## Begin Stored data
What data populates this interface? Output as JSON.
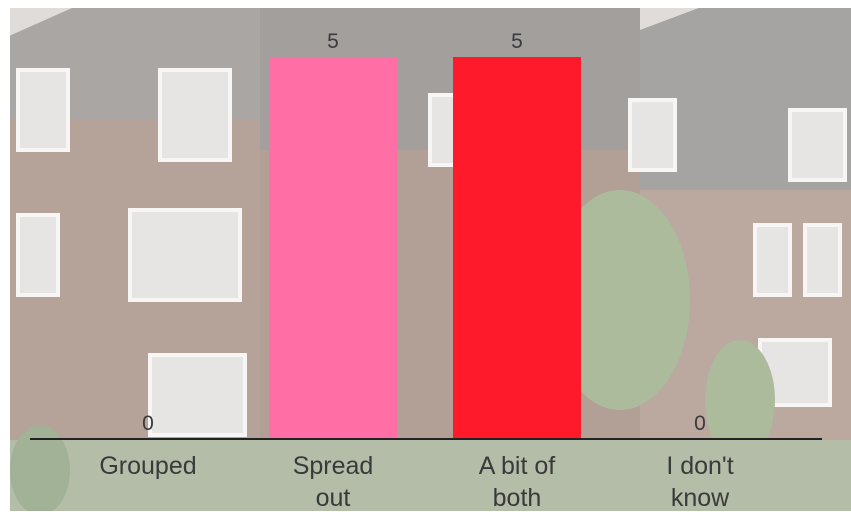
{
  "colors": {
    "background_overlay": "#ffffff",
    "brick": "#7d5f52",
    "roof": "#5b5653",
    "baseline": "#222222",
    "text": "#3a3a3a"
  },
  "chart_data": {
    "type": "bar",
    "categories": [
      [
        "Grouped"
      ],
      [
        "Spread",
        "out"
      ],
      [
        "A bit of",
        "both"
      ],
      [
        "I don't",
        "know"
      ]
    ],
    "values": [
      0,
      5,
      5,
      0
    ],
    "colors": [
      "#ff6fa5",
      "#ff6fa5",
      "#ff1a2b",
      "#ff1a2b"
    ],
    "ylim": [
      0,
      5
    ],
    "grid": false,
    "legend": "none",
    "background": "photo of brick townhouses, faded"
  }
}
## End Stored data
--- Task ---
Extract every line from the records above that contains the word "brick".

--- Answer for the task ---
    "brick": "#7d5f52",
    "background": "photo of brick townhouses, faded"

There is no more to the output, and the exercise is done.